[GOAL OF THE EXERCISE] Rewrite each line of the entries below as a numbered list item, omitting blank lines.

------

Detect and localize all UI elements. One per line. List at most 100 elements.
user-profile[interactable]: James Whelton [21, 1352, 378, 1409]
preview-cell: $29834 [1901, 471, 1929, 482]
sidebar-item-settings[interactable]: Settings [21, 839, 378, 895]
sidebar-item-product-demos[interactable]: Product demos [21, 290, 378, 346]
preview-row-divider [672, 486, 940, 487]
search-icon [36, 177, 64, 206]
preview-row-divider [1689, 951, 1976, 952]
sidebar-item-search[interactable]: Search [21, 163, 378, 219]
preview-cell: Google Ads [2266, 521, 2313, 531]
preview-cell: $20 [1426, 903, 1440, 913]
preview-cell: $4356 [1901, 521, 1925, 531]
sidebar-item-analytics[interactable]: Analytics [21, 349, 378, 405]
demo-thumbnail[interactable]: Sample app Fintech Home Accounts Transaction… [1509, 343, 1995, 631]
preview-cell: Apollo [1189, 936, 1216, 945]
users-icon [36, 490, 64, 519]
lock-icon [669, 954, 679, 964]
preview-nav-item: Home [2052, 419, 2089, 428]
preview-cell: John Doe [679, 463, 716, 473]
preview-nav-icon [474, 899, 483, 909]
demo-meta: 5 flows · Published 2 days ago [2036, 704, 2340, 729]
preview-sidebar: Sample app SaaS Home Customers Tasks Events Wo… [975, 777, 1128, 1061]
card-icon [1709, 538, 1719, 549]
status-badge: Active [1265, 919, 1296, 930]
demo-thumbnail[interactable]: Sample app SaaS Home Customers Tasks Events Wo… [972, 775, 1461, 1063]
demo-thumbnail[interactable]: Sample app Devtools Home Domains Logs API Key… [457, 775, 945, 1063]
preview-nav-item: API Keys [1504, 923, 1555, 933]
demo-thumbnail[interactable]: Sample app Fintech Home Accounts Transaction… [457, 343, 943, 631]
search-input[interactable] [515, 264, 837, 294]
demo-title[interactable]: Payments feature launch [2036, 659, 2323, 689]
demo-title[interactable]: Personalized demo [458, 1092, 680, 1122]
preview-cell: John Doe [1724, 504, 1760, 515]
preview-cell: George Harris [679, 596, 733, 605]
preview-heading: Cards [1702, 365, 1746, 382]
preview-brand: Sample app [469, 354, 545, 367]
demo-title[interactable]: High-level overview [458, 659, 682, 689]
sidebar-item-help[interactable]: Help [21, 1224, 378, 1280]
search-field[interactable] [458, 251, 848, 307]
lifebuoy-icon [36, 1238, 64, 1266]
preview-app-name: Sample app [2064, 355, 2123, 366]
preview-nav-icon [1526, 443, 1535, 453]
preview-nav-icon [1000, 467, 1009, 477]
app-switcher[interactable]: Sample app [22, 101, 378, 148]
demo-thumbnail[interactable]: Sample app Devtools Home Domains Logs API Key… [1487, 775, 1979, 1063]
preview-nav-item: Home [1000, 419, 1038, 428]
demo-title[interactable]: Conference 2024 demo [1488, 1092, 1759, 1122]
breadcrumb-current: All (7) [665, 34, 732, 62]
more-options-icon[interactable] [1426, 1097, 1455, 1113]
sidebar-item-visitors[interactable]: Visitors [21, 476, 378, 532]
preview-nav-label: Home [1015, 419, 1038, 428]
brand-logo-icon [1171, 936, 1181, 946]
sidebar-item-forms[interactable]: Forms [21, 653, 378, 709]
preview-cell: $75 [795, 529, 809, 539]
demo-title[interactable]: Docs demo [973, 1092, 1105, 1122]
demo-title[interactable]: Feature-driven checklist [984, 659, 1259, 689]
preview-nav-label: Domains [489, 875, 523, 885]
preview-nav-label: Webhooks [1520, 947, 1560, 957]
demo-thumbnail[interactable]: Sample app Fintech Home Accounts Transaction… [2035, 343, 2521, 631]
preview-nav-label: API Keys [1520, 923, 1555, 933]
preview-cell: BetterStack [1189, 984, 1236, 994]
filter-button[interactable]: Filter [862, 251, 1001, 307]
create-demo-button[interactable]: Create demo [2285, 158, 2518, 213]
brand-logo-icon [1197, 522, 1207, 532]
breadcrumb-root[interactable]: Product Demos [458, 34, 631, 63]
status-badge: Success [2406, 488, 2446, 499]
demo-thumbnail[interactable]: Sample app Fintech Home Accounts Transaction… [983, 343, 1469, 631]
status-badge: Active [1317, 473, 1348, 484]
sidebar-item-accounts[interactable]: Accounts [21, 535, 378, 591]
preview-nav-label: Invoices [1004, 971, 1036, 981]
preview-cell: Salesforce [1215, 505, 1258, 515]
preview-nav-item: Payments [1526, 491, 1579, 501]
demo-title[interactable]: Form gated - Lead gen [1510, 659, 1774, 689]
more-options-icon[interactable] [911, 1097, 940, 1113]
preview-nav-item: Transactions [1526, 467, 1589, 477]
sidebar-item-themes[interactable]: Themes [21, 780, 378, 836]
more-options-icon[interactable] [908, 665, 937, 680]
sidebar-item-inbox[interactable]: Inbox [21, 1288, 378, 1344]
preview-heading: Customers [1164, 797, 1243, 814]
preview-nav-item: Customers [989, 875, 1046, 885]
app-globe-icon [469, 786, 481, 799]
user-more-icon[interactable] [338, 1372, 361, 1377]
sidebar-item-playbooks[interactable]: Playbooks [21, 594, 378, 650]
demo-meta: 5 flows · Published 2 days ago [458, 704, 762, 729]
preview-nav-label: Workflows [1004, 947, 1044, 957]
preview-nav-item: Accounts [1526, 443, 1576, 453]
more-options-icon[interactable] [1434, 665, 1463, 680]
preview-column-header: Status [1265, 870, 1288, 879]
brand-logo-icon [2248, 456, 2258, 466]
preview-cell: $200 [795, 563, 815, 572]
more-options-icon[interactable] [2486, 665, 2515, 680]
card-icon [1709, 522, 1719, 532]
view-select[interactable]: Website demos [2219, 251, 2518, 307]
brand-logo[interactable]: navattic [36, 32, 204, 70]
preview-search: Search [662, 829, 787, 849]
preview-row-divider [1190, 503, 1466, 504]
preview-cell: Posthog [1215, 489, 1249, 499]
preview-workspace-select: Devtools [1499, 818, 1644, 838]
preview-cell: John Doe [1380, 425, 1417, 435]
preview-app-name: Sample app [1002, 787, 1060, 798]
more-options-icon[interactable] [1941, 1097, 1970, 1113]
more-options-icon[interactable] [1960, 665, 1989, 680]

------

[EXERCISE ANSWER]
1. Detect and localize all UI elements. One per line. List at most 100 elements.
2. user-profile[interactable]: James Whelton [21, 1352, 378, 1409]
3. preview-cell: $29834 [1901, 471, 1929, 482]
4. sidebar-item-settings[interactable]: Settings [21, 839, 378, 895]
5. sidebar-item-product-demos[interactable]: Product demos [21, 290, 378, 346]
6. preview-row-divider [672, 486, 940, 487]
7. search-icon [36, 177, 64, 206]
8. preview-row-divider [1689, 951, 1976, 952]
9. sidebar-item-search[interactable]: Search [21, 163, 378, 219]
10. preview-cell: Google Ads [2266, 521, 2313, 531]
11. preview-cell: $20 [1426, 903, 1440, 913]
12. preview-cell: $4356 [1901, 521, 1925, 531]
13. sidebar-item-analytics[interactable]: Analytics [21, 349, 378, 405]
14. demo-thumbnail[interactable]: Sample app Fintech Home Accounts Transaction… [1509, 343, 1995, 631]
15. preview-cell: Apollo [1189, 936, 1216, 945]
16. users-icon [36, 490, 64, 519]
17. lock-icon [669, 954, 679, 964]
18. preview-nav-item: Home [2052, 419, 2089, 428]
19. preview-cell: John Doe [679, 463, 716, 473]
20. preview-nav-icon [474, 899, 483, 909]
21. demo-meta: 5 flows · Published 2 days ago [2036, 704, 2340, 729]
22. preview-sidebar: Sample app SaaS Home Customers Tasks Events Wo… [975, 777, 1128, 1061]
23. card-icon [1709, 538, 1719, 549]
24. status-badge: Active [1265, 919, 1296, 930]
25. demo-thumbnail[interactable]: Sample app SaaS Home Customers Tasks Events Wo… [972, 775, 1461, 1063]
26. demo-thumbnail[interactable]: Sample app Devtools Home Domains Logs API Key… [457, 775, 945, 1063]
27. preview-nav-item: API Keys [1504, 923, 1555, 933]
28. demo-thumbnail[interactable]: Sample app Fintech Home Accounts Transaction… [457, 343, 943, 631]
29. search-input[interactable] [515, 264, 837, 294]
30. demo-title[interactable]: Payments feature launch [2036, 659, 2323, 689]
31. demo-title[interactable]: Personalized demo [458, 1092, 680, 1122]
32. preview-cell: John Doe [1724, 504, 1760, 515]
33. preview-cell: George Harris [679, 596, 733, 605]
34. preview-heading: Cards [1702, 365, 1746, 382]
35. preview-brand: Sample app [469, 354, 545, 367]
36. demo-title[interactable]: High-level overview [458, 659, 682, 689]
37. sidebar-item-help[interactable]: Help [21, 1224, 378, 1280]
38. search-field[interactable] [458, 251, 848, 307]
39. lifebuoy-icon [36, 1238, 64, 1266]
40. preview-app-name: Sample app [2064, 355, 2123, 366]
41. preview-nav-icon [1526, 443, 1535, 453]
42. preview-nav-icon [1000, 467, 1009, 477]
43. app-switcher[interactable]: Sample app [22, 101, 378, 148]
44. demo-thumbnail[interactable]: Sample app Devtools Home Domains Logs API Key… [1487, 775, 1979, 1063]
45. preview-nav-item: Home [1000, 419, 1038, 428]
46. demo-title[interactable]: Conference 2024 demo [1488, 1092, 1759, 1122]
47. breadcrumb-current: All (7) [665, 34, 732, 62]
48. more-options-icon[interactable] [1426, 1097, 1455, 1113]
49. sidebar-item-visitors[interactable]: Visitors [21, 476, 378, 532]
50. preview-nav-label: Home [1015, 419, 1038, 428]
51. brand-logo-icon [1171, 936, 1181, 946]
52. sidebar-item-forms[interactable]: Forms [21, 653, 378, 709]
53. preview-cell: $75 [795, 529, 809, 539]
54. demo-title[interactable]: Docs demo [973, 1092, 1105, 1122]
55. demo-title[interactable]: Feature-driven checklist [984, 659, 1259, 689]
56. preview-nav-label: Domains [489, 875, 523, 885]
57. preview-nav-label: Webhooks [1520, 947, 1560, 957]
58. demo-thumbnail[interactable]: Sample app Fintech Home Accounts Transaction… [2035, 343, 2521, 631]
59. preview-nav-label: API Keys [1520, 923, 1555, 933]
60. preview-cell: BetterStack [1189, 984, 1236, 994]
61. filter-button[interactable]: Filter [862, 251, 1001, 307]
62. create-demo-button[interactable]: Create demo [2285, 158, 2518, 213]
63. brand-logo-icon [1197, 522, 1207, 532]
64. breadcrumb-root[interactable]: Product Demos [458, 34, 631, 63]
65. status-badge: Success [2406, 488, 2446, 499]
66. demo-thumbnail[interactable]: Sample app Fintech Home Accounts Transaction… [983, 343, 1469, 631]
67. status-badge: Active [1317, 473, 1348, 484]
68. sidebar-item-accounts[interactable]: Accounts [21, 535, 378, 591]
69. preview-nav-label: Invoices [1004, 971, 1036, 981]
70. preview-cell: Salesforce [1215, 505, 1258, 515]
71. preview-nav-item: Payments [1526, 491, 1579, 501]
72. demo-title[interactable]: Form gated - Lead gen [1510, 659, 1774, 689]
73. more-options-icon[interactable] [911, 1097, 940, 1113]
74. preview-nav-item: Transactions [1526, 467, 1589, 477]
75. sidebar-item-themes[interactable]: Themes [21, 780, 378, 836]
76. more-options-icon[interactable] [908, 665, 937, 680]
77. sidebar-item-inbox[interactable]: Inbox [21, 1288, 378, 1344]
78. preview-heading: Customers [1164, 797, 1243, 814]
79. preview-nav-item: Customers [989, 875, 1046, 885]
80. app-globe-icon [469, 786, 481, 799]
81. user-more-icon[interactable] [338, 1372, 361, 1377]
82. sidebar-item-playbooks[interactable]: Playbooks [21, 594, 378, 650]
83. demo-meta: 5 flows · Published 2 days ago [458, 704, 762, 729]
84. preview-nav-label: Workflows [1004, 947, 1044, 957]
85. preview-nav-item: Accounts [1526, 443, 1576, 453]
86. more-options-icon[interactable] [1434, 665, 1463, 680]
87. preview-column-header: Status [1265, 870, 1288, 879]
88. brand-logo-icon [2248, 456, 2258, 466]
89. preview-cell: $200 [795, 563, 815, 572]
90. more-options-icon[interactable] [2486, 665, 2515, 680]
91. card-icon [1709, 522, 1719, 532]
92. view-select[interactable]: Website demos [2219, 251, 2518, 307]
93. brand-logo[interactable]: navattic [36, 32, 204, 70]
94. preview-search: Search [662, 829, 787, 849]
95. preview-row-divider [1190, 503, 1466, 504]
96. preview-cell: Posthog [1215, 489, 1249, 499]
97. preview-workspace-select: Devtools [1499, 818, 1644, 838]
98. preview-cell: John Doe [1380, 425, 1417, 435]
99. preview-app-name: Sample app [1002, 787, 1060, 798]
100. more-options-icon[interactable] [1941, 1097, 1970, 1113]
101. more-options-icon[interactable] [1960, 665, 1989, 680]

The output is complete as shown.